[Entries taken from a collection]
::::::::

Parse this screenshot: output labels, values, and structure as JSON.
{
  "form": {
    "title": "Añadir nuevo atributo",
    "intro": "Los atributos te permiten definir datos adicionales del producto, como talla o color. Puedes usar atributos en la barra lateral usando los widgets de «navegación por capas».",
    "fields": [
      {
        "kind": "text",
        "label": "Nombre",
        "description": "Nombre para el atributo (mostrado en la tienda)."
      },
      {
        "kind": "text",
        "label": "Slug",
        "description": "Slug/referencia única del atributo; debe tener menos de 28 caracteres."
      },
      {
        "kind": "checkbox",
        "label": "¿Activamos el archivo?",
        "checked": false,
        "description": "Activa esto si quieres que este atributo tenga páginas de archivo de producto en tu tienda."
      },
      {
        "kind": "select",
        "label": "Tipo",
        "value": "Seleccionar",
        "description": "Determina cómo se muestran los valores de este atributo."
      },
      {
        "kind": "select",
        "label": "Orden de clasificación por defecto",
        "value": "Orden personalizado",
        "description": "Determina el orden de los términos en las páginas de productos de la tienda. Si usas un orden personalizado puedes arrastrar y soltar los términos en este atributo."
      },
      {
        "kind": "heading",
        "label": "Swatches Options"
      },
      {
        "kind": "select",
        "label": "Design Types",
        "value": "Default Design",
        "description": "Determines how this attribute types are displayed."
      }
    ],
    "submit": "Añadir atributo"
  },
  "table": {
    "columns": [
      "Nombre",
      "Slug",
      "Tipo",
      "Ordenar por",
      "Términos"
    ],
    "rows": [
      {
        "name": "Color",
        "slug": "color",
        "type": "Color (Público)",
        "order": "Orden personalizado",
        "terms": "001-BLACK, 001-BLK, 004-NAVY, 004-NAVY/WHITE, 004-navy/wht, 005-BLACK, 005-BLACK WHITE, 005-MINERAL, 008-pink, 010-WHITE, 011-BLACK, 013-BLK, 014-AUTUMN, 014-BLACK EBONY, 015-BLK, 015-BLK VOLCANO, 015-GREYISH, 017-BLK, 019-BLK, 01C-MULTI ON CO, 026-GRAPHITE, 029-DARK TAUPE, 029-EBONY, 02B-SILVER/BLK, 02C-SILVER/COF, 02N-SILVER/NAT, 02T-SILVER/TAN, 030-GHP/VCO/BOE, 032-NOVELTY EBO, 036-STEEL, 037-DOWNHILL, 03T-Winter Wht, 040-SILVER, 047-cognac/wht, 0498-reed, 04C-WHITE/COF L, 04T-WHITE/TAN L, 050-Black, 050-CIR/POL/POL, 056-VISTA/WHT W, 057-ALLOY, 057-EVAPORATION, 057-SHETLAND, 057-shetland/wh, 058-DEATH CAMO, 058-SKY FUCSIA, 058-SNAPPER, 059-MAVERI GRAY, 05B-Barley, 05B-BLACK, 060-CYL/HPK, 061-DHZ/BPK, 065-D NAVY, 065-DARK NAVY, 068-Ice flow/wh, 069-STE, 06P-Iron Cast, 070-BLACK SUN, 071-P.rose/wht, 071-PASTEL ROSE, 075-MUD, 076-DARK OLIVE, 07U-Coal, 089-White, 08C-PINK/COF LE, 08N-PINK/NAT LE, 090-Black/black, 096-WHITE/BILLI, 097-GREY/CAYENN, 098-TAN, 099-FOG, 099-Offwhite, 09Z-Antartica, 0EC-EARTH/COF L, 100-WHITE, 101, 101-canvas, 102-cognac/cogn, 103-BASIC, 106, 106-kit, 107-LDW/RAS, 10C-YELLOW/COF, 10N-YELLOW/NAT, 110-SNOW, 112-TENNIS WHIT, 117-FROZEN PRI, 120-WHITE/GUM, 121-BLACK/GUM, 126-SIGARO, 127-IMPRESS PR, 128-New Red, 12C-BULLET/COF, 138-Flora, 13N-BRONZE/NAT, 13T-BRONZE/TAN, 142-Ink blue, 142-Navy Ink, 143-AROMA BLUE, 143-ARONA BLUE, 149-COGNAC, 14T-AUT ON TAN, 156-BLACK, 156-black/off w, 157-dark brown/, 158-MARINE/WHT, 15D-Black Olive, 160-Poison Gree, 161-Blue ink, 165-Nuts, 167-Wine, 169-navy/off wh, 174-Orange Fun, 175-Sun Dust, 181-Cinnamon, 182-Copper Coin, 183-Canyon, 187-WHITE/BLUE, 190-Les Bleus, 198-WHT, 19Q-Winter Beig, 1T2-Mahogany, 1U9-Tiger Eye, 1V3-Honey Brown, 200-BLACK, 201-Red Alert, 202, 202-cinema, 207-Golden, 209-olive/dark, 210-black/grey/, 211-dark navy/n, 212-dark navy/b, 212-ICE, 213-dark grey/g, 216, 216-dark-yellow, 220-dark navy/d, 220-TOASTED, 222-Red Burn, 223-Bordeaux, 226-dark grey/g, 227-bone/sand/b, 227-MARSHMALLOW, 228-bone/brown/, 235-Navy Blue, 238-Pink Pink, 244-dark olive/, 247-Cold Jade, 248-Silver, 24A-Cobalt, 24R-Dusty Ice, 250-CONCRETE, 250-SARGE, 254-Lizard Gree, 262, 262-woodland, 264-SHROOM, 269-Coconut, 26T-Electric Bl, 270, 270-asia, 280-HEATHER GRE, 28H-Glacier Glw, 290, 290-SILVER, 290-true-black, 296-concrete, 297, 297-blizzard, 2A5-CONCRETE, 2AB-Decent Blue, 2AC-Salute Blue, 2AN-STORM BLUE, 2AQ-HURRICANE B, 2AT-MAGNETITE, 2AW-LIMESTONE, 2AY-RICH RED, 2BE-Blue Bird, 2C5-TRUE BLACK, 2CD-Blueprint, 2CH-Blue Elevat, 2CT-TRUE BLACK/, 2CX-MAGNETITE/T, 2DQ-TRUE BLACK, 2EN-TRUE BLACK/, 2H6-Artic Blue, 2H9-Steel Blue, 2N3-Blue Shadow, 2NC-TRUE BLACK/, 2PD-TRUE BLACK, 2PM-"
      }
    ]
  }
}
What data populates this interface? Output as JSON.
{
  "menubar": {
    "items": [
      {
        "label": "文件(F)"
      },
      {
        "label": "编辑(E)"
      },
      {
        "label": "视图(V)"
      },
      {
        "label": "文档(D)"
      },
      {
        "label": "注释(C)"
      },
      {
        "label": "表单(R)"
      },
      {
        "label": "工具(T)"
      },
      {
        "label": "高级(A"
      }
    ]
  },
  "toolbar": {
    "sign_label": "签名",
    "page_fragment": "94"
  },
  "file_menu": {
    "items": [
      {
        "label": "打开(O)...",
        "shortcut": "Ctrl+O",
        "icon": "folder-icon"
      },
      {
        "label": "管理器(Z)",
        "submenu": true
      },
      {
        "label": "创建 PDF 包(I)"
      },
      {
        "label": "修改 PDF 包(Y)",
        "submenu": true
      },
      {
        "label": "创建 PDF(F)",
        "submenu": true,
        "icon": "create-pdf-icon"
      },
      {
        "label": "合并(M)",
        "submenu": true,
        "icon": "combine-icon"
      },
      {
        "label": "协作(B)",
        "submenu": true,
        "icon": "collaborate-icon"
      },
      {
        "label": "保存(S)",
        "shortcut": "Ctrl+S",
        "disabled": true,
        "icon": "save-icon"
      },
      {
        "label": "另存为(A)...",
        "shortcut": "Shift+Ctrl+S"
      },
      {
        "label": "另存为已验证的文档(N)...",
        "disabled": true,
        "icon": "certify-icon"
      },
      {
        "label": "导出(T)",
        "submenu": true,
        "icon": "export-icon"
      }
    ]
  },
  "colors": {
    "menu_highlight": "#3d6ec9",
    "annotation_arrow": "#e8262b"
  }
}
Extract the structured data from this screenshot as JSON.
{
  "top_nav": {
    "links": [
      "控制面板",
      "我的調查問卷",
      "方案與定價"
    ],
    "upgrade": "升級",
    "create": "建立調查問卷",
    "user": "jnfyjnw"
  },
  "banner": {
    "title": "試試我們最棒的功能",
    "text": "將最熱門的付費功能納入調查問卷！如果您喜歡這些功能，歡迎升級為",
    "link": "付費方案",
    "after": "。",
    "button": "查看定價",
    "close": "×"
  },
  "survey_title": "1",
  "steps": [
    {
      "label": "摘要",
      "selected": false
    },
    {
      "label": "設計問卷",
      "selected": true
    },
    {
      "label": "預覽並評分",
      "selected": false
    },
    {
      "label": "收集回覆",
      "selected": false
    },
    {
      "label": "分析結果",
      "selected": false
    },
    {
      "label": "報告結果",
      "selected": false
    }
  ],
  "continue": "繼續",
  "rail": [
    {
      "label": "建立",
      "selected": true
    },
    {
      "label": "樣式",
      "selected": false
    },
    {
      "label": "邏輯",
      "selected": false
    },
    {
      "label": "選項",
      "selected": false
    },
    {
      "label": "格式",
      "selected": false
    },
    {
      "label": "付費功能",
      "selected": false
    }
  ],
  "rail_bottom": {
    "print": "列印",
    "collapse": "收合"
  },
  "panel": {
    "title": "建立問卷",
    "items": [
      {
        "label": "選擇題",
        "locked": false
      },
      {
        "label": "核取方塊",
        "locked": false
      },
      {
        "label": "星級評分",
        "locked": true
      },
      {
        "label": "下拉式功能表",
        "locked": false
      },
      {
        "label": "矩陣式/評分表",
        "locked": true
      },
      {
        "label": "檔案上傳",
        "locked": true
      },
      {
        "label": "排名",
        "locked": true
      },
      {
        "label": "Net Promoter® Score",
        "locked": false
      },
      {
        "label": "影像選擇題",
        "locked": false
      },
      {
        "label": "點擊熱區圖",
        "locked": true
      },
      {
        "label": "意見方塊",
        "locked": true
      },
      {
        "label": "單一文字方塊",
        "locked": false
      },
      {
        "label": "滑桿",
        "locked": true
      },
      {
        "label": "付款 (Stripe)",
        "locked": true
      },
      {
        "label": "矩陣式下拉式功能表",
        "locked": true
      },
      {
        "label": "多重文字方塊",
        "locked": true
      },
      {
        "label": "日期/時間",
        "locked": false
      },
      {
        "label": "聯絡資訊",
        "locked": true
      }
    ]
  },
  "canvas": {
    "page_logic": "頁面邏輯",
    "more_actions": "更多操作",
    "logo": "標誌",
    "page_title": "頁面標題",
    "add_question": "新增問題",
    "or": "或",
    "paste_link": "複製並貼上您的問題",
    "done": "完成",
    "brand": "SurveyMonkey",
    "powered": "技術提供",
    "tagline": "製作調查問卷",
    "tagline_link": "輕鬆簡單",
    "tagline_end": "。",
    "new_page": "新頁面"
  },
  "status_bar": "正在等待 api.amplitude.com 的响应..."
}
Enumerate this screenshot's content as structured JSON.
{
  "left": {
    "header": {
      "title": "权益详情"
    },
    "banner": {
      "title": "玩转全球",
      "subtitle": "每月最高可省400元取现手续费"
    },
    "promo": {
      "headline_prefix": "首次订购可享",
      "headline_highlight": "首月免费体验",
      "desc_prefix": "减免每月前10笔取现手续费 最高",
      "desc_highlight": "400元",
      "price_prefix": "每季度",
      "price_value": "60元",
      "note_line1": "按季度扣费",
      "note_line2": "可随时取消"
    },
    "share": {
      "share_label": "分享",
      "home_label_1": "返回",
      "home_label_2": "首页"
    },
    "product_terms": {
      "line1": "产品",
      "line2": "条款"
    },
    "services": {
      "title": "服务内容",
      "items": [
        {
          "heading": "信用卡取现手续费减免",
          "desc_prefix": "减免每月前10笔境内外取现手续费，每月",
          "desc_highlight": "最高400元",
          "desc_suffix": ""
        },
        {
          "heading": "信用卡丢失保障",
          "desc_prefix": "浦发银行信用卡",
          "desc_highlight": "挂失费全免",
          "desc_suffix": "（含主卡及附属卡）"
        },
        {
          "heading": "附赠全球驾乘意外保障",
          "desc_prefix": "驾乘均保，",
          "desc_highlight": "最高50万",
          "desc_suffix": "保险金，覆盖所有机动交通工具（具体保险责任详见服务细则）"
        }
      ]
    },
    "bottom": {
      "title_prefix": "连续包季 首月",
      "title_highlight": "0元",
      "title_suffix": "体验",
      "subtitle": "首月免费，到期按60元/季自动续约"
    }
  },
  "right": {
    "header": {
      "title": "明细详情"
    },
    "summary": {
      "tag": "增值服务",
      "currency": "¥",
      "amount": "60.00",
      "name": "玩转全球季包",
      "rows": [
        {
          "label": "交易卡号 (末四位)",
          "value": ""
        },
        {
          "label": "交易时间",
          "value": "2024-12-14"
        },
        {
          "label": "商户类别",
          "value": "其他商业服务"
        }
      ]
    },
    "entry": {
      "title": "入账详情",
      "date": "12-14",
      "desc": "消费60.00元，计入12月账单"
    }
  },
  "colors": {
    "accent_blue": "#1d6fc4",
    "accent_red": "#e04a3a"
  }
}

::::::::

» What you will do: How many lines in these records hold the string "subtitle"? Reply with the number alone.

» Result: 2